# SUPPLIED RECORDS
§
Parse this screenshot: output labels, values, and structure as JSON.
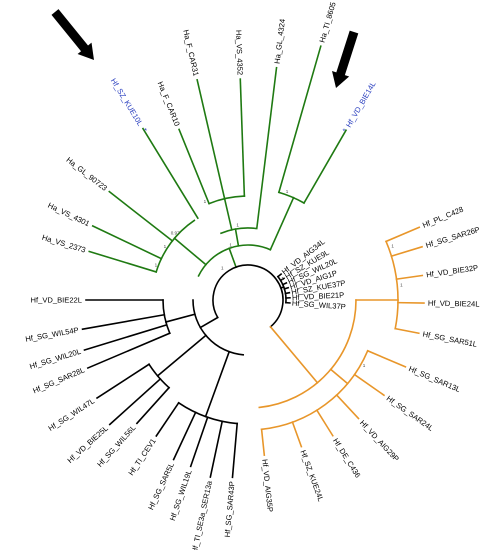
{
  "colors": {
    "black_clade": "#000000",
    "green_clade": "#1f7a12",
    "orange_clade": "#e8962a",
    "highlight_label": "#2a3fbf",
    "arrow": "#000000",
    "bootstrap_text": "#444444"
  },
  "highlight_markers": [
    "*",
    "*"
  ],
  "green_clade": {
    "labels": [
      "Ha_VS_2373",
      "Ha_VS_4301",
      "Ha_GL_90723",
      "Hf_SZ_KUE10L",
      "Ha_F_CAR10",
      "Ha_F_CAR31",
      "Ha_VS_4352",
      "Ha_GL_4324",
      "Ha_TI_8605",
      "Hf_VD_BIE14L"
    ],
    "bootstrap": [
      "1",
      "1",
      "0.97",
      "1",
      "1",
      "1",
      "1"
    ]
  },
  "black_clade": {
    "tight_labels": [
      "Hf_VD_AIG34L",
      "Hf_SZ_KUE9L",
      "Hf_SG_WIL20L",
      "Hf_VD_AIG1P",
      "Hf_SZ_KUE37P",
      "Hf_VD_BIE21P",
      "Hf_SG_WIL37P"
    ],
    "left_labels": [
      "Hf_VD_BIE22L",
      "Hf_SG_WIL54P",
      "Hf_SG_WIL20L",
      "Hf_SG_SAR28L",
      "Hf_SG_WIL47L",
      "Hf_VD_BIE25L",
      "Hf_SG_WIL56L",
      "Hf_TI_CEV1",
      "Hf_SG_SAR5L",
      "Hf_SG_WIL19L",
      "Hf_TI_SE3a_SER13a",
      "Hf_SG_SAR43P"
    ],
    "bootstrap": [
      "1",
      "1"
    ]
  },
  "orange_clade": {
    "labels": [
      "Hf_PL_C428",
      "Hf_SG_SAR26P",
      "Hf_VD_BIE32P",
      "Hf_VD_BIE24L",
      "Hf_SG_SAR51L",
      "Hf_SG_SAR13L",
      "Hf_SG_SAR24L",
      "Hf_VD_AIG29P",
      "Hf_DE_C436",
      "Hf_SZ_KUE24L",
      "Hf_VD_AIG35P"
    ],
    "bootstrap": [
      "1",
      "1",
      "1"
    ]
  }
}
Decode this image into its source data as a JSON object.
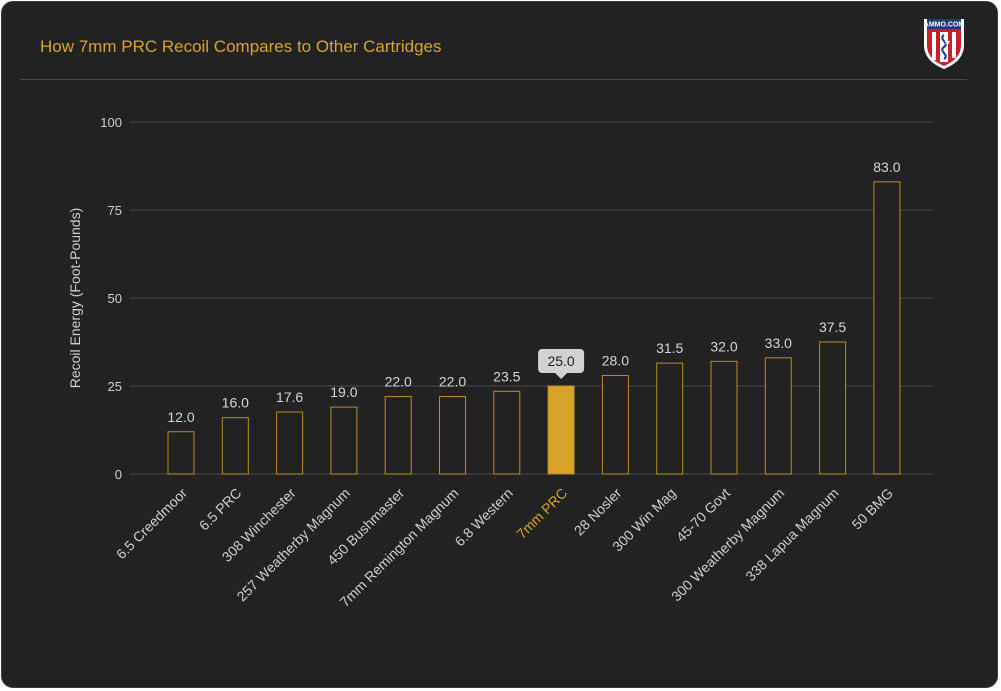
{
  "title": "How 7mm PRC Recoil Compares to Other Cartridges",
  "logo": {
    "text": "AMMO.COM",
    "icon": "shield-logo-icon"
  },
  "colors": {
    "accent": "#d8a528",
    "background": "#222222",
    "grid": "#4a4a4a",
    "bar_outline": "#b8901f",
    "tooltip_bg": "#d2d2d2"
  },
  "chart_data": {
    "type": "bar",
    "title": "How 7mm PRC Recoil Compares to Other Cartridges",
    "xlabel": "",
    "ylabel": "Recoil Energy (Foot-Pounds)",
    "ylim": [
      0,
      100
    ],
    "yticks": [
      0,
      25,
      50,
      75,
      100
    ],
    "grid": true,
    "categories": [
      "6.5 Creedmoor",
      "6.5 PRC",
      "308 Winchester",
      "257 Weatherby Magnum",
      "450 Bushmaster",
      "7mm Remington Magnum",
      "6.8 Western",
      "7mm PRC",
      "28 Nosler",
      "300 Win Mag",
      "45-70 Govt",
      "300 Weatherby Magnum",
      "338 Lapua Magnum",
      "50 BMG"
    ],
    "values": [
      12.0,
      16.0,
      17.6,
      19.0,
      22.0,
      22.0,
      23.5,
      25.0,
      28.0,
      31.5,
      32.0,
      33.0,
      37.5,
      83.0
    ],
    "value_labels": [
      "12.0",
      "16.0",
      "17.6",
      "19.0",
      "22.0",
      "22.0",
      "23.5",
      "25.0",
      "28.0",
      "31.5",
      "32.0",
      "33.0",
      "37.5",
      "83.0"
    ],
    "highlight": "7mm PRC"
  }
}
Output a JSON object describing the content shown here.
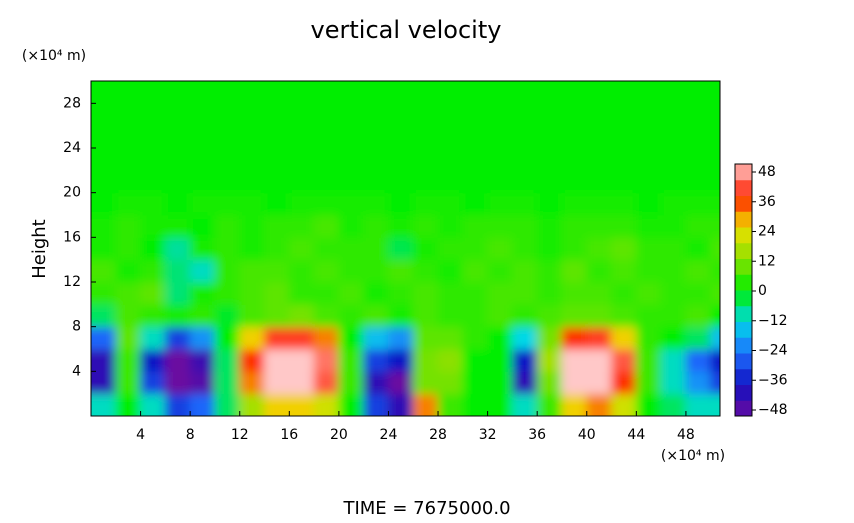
{
  "chart_data": {
    "type": "heatmap",
    "title": "vertical velocity",
    "y_label": "Height",
    "y_unit": "(×10⁴ m)",
    "x_unit": "(×10⁴ m)",
    "footer": "TIME = 7675000.0",
    "xlim": [
      0,
      50.75
    ],
    "ylim": [
      0,
      30
    ],
    "xticks": [
      4,
      8,
      12,
      16,
      20,
      24,
      28,
      32,
      36,
      40,
      44,
      48
    ],
    "yticks": [
      4,
      8,
      12,
      16,
      20,
      24,
      28
    ],
    "x": [
      1,
      3,
      5,
      7,
      9,
      11,
      13,
      15,
      17,
      19,
      21,
      23,
      25,
      27,
      29,
      31,
      33,
      35,
      37,
      39,
      41,
      43,
      45,
      47,
      49,
      51
    ],
    "y": [
      1,
      3,
      5,
      7,
      9,
      11,
      13,
      15,
      17,
      19,
      21,
      23,
      25,
      27,
      29
    ],
    "z": [
      [
        -10,
        0,
        -10,
        -30,
        -25,
        -5,
        15,
        25,
        25,
        20,
        0,
        -30,
        -40,
        30,
        5,
        0,
        0,
        -10,
        5,
        25,
        30,
        20,
        0,
        -5,
        -10,
        -10
      ],
      [
        -40,
        5,
        -30,
        -48,
        -45,
        -5,
        30,
        48,
        48,
        40,
        5,
        -40,
        -48,
        10,
        10,
        0,
        0,
        -40,
        10,
        48,
        48,
        35,
        5,
        -10,
        -20,
        -30
      ],
      [
        -40,
        5,
        -35,
        -48,
        -42,
        -5,
        35,
        48,
        48,
        42,
        5,
        -30,
        -35,
        10,
        12,
        0,
        0,
        -35,
        15,
        48,
        48,
        40,
        5,
        -10,
        -25,
        -35
      ],
      [
        -25,
        8,
        -10,
        -30,
        -20,
        0,
        25,
        38,
        38,
        30,
        0,
        -15,
        -20,
        8,
        8,
        4,
        0,
        -12,
        10,
        35,
        38,
        25,
        4,
        0,
        -5,
        -15
      ],
      [
        -5,
        6,
        4,
        2,
        4,
        -2,
        6,
        8,
        10,
        6,
        4,
        6,
        2,
        6,
        4,
        4,
        6,
        4,
        6,
        8,
        8,
        6,
        4,
        4,
        6,
        0
      ],
      [
        4,
        6,
        8,
        -6,
        2,
        4,
        6,
        8,
        4,
        4,
        6,
        2,
        4,
        6,
        4,
        4,
        6,
        6,
        4,
        6,
        6,
        4,
        6,
        4,
        4,
        6
      ],
      [
        6,
        2,
        4,
        -6,
        -10,
        4,
        6,
        6,
        4,
        6,
        4,
        4,
        6,
        4,
        2,
        6,
        4,
        6,
        4,
        8,
        4,
        6,
        4,
        4,
        6,
        4
      ],
      [
        2,
        4,
        0,
        -8,
        2,
        4,
        2,
        4,
        6,
        4,
        4,
        4,
        -4,
        2,
        4,
        4,
        6,
        4,
        2,
        4,
        6,
        8,
        4,
        4,
        2,
        6
      ],
      [
        2,
        4,
        2,
        2,
        0,
        4,
        2,
        4,
        4,
        6,
        2,
        4,
        2,
        4,
        2,
        4,
        4,
        4,
        2,
        4,
        4,
        4,
        2,
        2,
        4,
        4
      ],
      [
        0,
        2,
        2,
        0,
        2,
        2,
        2,
        0,
        2,
        2,
        2,
        2,
        0,
        2,
        2,
        0,
        2,
        2,
        0,
        2,
        2,
        2,
        0,
        2,
        2,
        2
      ],
      [
        0,
        0,
        0,
        0,
        0,
        0,
        0,
        0,
        0,
        0,
        0,
        0,
        0,
        0,
        0,
        0,
        0,
        0,
        0,
        0,
        0,
        0,
        0,
        0,
        0,
        0
      ],
      [
        0,
        0,
        0,
        0,
        0,
        0,
        0,
        0,
        0,
        0,
        0,
        0,
        0,
        0,
        0,
        0,
        0,
        0,
        0,
        0,
        0,
        0,
        0,
        0,
        0,
        0
      ],
      [
        0,
        0,
        0,
        0,
        0,
        0,
        0,
        0,
        0,
        0,
        0,
        0,
        0,
        0,
        0,
        0,
        0,
        0,
        0,
        0,
        0,
        0,
        0,
        0,
        0,
        0
      ],
      [
        0,
        0,
        0,
        0,
        0,
        0,
        0,
        0,
        0,
        0,
        0,
        0,
        0,
        0,
        0,
        0,
        0,
        0,
        0,
        0,
        0,
        0,
        0,
        0,
        0,
        0
      ],
      [
        0,
        0,
        0,
        0,
        0,
        0,
        0,
        0,
        0,
        0,
        0,
        0,
        0,
        0,
        0,
        0,
        0,
        0,
        0,
        0,
        0,
        0,
        0,
        0,
        0,
        0
      ]
    ],
    "zlim": [
      -48,
      48
    ],
    "zticks": [
      {
        "value": -48,
        "label": "−48"
      },
      {
        "value": -36,
        "label": "−36"
      },
      {
        "value": -24,
        "label": "−24"
      },
      {
        "value": -12,
        "label": "−12"
      },
      0,
      12,
      24,
      36,
      48
    ],
    "colors": [
      "#6a0aa0",
      "#1010c0",
      "#1e6eff",
      "#00d8e8",
      "#00ee00",
      "#8ce000",
      "#f0e000",
      "#ff2000",
      "#ffc8c8"
    ]
  }
}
§
# PROMPT
Copy out the lines in which the string "JSON" appears.

# ANSWER IN FULL
Parse this screenshot: output labels, values, and structure as JSON.
Decode this image into its source data as a JSON object.
Output a JSON object describing the content shown here.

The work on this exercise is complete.